STATED EXERCISE:
Output the material below in its entirety, exactly as given.

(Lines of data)

------------------------

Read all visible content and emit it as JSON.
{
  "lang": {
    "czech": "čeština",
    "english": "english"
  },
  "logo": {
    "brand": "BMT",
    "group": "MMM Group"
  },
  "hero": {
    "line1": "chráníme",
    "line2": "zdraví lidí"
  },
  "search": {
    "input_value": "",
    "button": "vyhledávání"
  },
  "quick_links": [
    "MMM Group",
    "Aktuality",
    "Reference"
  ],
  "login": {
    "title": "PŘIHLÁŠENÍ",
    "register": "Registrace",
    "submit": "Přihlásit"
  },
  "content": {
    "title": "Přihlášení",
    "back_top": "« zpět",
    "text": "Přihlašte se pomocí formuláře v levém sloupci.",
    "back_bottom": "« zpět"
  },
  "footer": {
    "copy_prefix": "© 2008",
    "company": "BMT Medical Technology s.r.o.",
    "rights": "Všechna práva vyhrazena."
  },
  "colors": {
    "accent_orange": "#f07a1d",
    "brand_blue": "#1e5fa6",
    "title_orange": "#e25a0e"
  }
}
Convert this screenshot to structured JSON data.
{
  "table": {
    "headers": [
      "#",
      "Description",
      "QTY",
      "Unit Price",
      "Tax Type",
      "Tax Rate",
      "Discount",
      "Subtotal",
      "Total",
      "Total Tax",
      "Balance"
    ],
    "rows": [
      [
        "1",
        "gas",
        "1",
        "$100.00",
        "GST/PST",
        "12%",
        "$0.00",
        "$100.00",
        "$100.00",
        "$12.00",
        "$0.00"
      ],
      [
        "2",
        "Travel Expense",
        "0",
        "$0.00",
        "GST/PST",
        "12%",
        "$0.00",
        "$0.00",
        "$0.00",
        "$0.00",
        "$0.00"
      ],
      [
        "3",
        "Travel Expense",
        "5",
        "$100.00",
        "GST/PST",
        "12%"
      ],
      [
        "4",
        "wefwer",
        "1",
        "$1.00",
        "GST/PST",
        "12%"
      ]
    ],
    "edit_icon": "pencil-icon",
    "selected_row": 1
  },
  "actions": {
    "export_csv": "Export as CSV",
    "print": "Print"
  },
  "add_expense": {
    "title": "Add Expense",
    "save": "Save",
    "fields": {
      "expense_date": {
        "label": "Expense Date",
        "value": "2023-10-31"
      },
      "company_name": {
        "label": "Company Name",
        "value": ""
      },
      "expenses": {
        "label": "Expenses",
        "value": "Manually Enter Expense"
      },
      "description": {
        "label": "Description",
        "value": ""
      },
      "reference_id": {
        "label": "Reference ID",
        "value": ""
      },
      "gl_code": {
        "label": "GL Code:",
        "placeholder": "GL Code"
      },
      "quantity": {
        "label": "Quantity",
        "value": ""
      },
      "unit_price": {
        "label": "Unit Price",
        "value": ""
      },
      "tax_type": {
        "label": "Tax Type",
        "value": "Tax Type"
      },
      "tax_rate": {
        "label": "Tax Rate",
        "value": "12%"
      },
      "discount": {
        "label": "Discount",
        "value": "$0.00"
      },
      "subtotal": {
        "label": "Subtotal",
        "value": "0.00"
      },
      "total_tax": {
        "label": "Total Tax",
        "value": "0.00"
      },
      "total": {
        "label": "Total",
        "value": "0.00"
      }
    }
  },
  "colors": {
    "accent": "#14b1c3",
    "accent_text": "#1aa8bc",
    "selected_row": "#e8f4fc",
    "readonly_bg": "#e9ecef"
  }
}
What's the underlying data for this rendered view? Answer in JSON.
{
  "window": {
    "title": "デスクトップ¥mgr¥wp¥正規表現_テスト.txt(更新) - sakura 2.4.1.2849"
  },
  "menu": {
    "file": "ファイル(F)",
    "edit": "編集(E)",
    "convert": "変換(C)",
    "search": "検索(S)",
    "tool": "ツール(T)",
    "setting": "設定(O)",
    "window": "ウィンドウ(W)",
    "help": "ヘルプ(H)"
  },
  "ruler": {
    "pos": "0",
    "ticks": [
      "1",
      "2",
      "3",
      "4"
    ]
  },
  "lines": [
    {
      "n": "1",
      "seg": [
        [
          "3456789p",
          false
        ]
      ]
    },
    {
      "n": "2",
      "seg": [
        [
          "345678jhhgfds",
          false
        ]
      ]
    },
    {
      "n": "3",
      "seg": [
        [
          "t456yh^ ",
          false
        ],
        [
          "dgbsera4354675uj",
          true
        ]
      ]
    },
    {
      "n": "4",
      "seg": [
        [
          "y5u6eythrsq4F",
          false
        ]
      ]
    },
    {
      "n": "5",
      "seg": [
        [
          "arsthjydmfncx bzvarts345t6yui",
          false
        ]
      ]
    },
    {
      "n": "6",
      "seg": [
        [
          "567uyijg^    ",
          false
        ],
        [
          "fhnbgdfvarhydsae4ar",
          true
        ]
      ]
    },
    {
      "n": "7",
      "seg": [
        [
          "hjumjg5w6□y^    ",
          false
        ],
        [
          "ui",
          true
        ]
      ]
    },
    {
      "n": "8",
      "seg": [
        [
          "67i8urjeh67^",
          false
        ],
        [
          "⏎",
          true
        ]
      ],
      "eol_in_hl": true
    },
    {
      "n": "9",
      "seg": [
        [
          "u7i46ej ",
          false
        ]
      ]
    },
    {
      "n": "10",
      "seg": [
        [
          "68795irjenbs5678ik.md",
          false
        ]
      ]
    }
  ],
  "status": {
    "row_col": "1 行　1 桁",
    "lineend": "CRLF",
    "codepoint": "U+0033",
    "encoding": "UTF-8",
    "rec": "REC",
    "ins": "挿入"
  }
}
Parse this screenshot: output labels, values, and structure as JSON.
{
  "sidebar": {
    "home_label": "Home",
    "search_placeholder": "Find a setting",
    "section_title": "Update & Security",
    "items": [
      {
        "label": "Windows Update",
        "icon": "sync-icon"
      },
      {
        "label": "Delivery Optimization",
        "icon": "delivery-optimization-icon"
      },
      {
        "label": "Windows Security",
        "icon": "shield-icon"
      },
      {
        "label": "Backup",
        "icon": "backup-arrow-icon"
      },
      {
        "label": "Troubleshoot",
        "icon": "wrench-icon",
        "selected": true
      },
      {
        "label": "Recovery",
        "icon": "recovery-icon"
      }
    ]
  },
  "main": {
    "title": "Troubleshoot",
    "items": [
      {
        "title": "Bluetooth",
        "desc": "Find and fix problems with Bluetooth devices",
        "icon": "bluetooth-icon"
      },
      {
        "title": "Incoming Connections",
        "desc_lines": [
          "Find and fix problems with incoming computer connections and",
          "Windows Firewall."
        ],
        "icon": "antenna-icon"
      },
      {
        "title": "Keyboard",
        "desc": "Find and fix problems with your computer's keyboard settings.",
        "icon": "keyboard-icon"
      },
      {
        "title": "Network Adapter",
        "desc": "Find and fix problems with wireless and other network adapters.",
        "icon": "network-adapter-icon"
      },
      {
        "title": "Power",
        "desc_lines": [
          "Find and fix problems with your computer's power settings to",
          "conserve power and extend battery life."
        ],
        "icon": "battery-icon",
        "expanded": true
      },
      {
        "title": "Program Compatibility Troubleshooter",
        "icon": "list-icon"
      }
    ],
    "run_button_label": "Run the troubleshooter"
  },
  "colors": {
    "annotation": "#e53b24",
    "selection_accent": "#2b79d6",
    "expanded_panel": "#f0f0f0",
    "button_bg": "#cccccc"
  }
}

------------------------

EXERCISE SOLUTION:
Read all visible content and emit it as JSON.
{
  "lang": {
    "czech": "čeština",
    "english": "english"
  },
  "logo": {
    "brand": "BMT",
    "group": "MMM Group"
  },
  "hero": {
    "line1": "chráníme",
    "line2": "zdraví lidí"
  },
  "search": {
    "input_value": "",
    "button": "vyhledávání"
  },
  "quick_links": [
    "MMM Group",
    "Aktuality",
    "Reference"
  ],
  "login": {
    "title": "PŘIHLÁŠENÍ",
    "register": "Registrace",
    "submit": "Přihlásit"
  },
  "content": {
    "title": "Přihlášení",
    "back_top": "« zpět",
    "text": "Přihlašte se pomocí formuláře v levém sloupci.",
    "back_bottom": "« zpět"
  },
  "footer": {
    "copy_prefix": "© 2008",
    "company": "BMT Medical Technology s.r.o.",
    "rights": "Všechna práva vyhrazena."
  },
  "colors": {
    "accent_orange": "#f07a1d",
    "brand_blue": "#1e5fa6",
    "title_orange": "#e25a0e"
  }
}
Convert this screenshot to structured JSON data.
{
  "table": {
    "headers": [
      "#",
      "Description",
      "QTY",
      "Unit Price",
      "Tax Type",
      "Tax Rate",
      "Discount",
      "Subtotal",
      "Total",
      "Total Tax",
      "Balance"
    ],
    "rows": [
      [
        "1",
        "gas",
        "1",
        "$100.00",
        "GST/PST",
        "12%",
        "$0.00",
        "$100.00",
        "$100.00",
        "$12.00",
        "$0.00"
      ],
      [
        "2",
        "Travel Expense",
        "0",
        "$0.00",
        "GST/PST",
        "12%",
        "$0.00",
        "$0.00",
        "$0.00",
        "$0.00",
        "$0.00"
      ],
      [
        "3",
        "Travel Expense",
        "5",
        "$100.00",
        "GST/PST",
        "12%"
      ],
      [
        "4",
        "wefwer",
        "1",
        "$1.00",
        "GST/PST",
        "12%"
      ]
    ],
    "edit_icon": "pencil-icon",
    "selected_row": 1
  },
  "actions": {
    "export_csv": "Export as CSV",
    "print": "Print"
  },
  "add_expense": {
    "title": "Add Expense",
    "save": "Save",
    "fields": {
      "expense_date": {
        "label": "Expense Date",
        "value": "2023-10-31"
      },
      "company_name": {
        "label": "Company Name",
        "value": ""
      },
      "expenses": {
        "label": "Expenses",
        "value": "Manually Enter Expense"
      },
      "description": {
        "label": "Description",
        "value": ""
      },
      "reference_id": {
        "label": "Reference ID",
        "value": ""
      },
      "gl_code": {
        "label": "GL Code:",
        "placeholder": "GL Code"
      },
      "quantity": {
        "label": "Quantity",
        "value": ""
      },
      "unit_price": {
        "label": "Unit Price",
        "value": ""
      },
      "tax_type": {
        "label": "Tax Type",
        "value": "Tax Type"
      },
      "tax_rate": {
        "label": "Tax Rate",
        "value": "12%"
      },
      "discount": {
        "label": "Discount",
        "value": "$0.00"
      },
      "subtotal": {
        "label": "Subtotal",
        "value": "0.00"
      },
      "total_tax": {
        "label": "Total Tax",
        "value": "0.00"
      },
      "total": {
        "label": "Total",
        "value": "0.00"
      }
    }
  },
  "colors": {
    "accent": "#14b1c3",
    "accent_text": "#1aa8bc",
    "selected_row": "#e8f4fc",
    "readonly_bg": "#e9ecef"
  }
}
What's the underlying data for this rendered view? Answer in JSON.
{
  "window": {
    "title": "デスクトップ¥mgr¥wp¥正規表現_テスト.txt(更新) - sakura 2.4.1.2849"
  },
  "menu": {
    "file": "ファイル(F)",
    "edit": "編集(E)",
    "convert": "変換(C)",
    "search": "検索(S)",
    "tool": "ツール(T)",
    "setting": "設定(O)",
    "window": "ウィンドウ(W)",
    "help": "ヘルプ(H)"
  },
  "ruler": {
    "pos": "0",
    "ticks": [
      "1",
      "2",
      "3",
      "4"
    ]
  },
  "lines": [
    {
      "n": "1",
      "seg": [
        [
          "3456789p",
          false
        ]
      ]
    },
    {
      "n": "2",
      "seg": [
        [
          "345678jhhgfds",
          false
        ]
      ]
    },
    {
      "n": "3",
      "seg": [
        [
          "t456yh^ ",
          false
        ],
        [
          "dgbsera4354675uj",
          true
        ]
      ]
    },
    {
      "n": "4",
      "seg": [
        [
          "y5u6eythrsq4F",
          false
        ]
      ]
    },
    {
      "n": "5",
      "seg": [
        [
          "arsthjydmfncx bzvarts345t6yui",
          false
        ]
      ]
    },
    {
      "n": "6",
      "seg": [
        [
          "567uyijg^    ",
          false
        ],
        [
          "fhnbgdfvarhydsae4ar",
          true
        ]
      ]
    },
    {
      "n": "7",
      "seg": [
        [
          "hjumjg5w6□y^    ",
          false
        ],
        [
          "ui",
          true
        ]
      ]
    },
    {
      "n": "8",
      "seg": [
        [
          "67i8urjeh67^",
          false
        ],
        [
          "⏎",
          true
        ]
      ],
      "eol_in_hl": true
    },
    {
      "n": "9",
      "seg": [
        [
          "u7i46ej ",
          false
        ]
      ]
    },
    {
      "n": "10",
      "seg": [
        [
          "68795irjenbs5678ik.md",
          false
        ]
      ]
    }
  ],
  "status": {
    "row_col": "1 行　1 桁",
    "lineend": "CRLF",
    "codepoint": "U+0033",
    "encoding": "UTF-8",
    "rec": "REC",
    "ins": "挿入"
  }
}
Parse this screenshot: output labels, values, and structure as JSON.
{
  "sidebar": {
    "home_label": "Home",
    "search_placeholder": "Find a setting",
    "section_title": "Update & Security",
    "items": [
      {
        "label": "Windows Update",
        "icon": "sync-icon"
      },
      {
        "label": "Delivery Optimization",
        "icon": "delivery-optimization-icon"
      },
      {
        "label": "Windows Security",
        "icon": "shield-icon"
      },
      {
        "label": "Backup",
        "icon": "backup-arrow-icon"
      },
      {
        "label": "Troubleshoot",
        "icon": "wrench-icon",
        "selected": true
      },
      {
        "label": "Recovery",
        "icon": "recovery-icon"
      }
    ]
  },
  "main": {
    "title": "Troubleshoot",
    "items": [
      {
        "title": "Bluetooth",
        "desc": "Find and fix problems with Bluetooth devices",
        "icon": "bluetooth-icon"
      },
      {
        "title": "Incoming Connections",
        "desc_lines": [
          "Find and fix problems with incoming computer connections and",
          "Windows Firewall."
        ],
        "icon": "antenna-icon"
      },
      {
        "title": "Keyboard",
        "desc": "Find and fix problems with your computer's keyboard settings.",
        "icon": "keyboard-icon"
      },
      {
        "title": "Network Adapter",
        "desc": "Find and fix problems with wireless and other network adapters.",
        "icon": "network-adapter-icon"
      },
      {
        "title": "Power",
        "desc_lines": [
          "Find and fix problems with your computer's power settings to",
          "conserve power and extend battery life."
        ],
        "icon": "battery-icon",
        "expanded": true
      },
      {
        "title": "Program Compatibility Troubleshooter",
        "icon": "list-icon"
      }
    ],
    "run_button_label": "Run the troubleshooter"
  },
  "colors": {
    "annotation": "#e53b24",
    "selection_accent": "#2b79d6",
    "expanded_panel": "#f0f0f0",
    "button_bg": "#cccccc"
  }
}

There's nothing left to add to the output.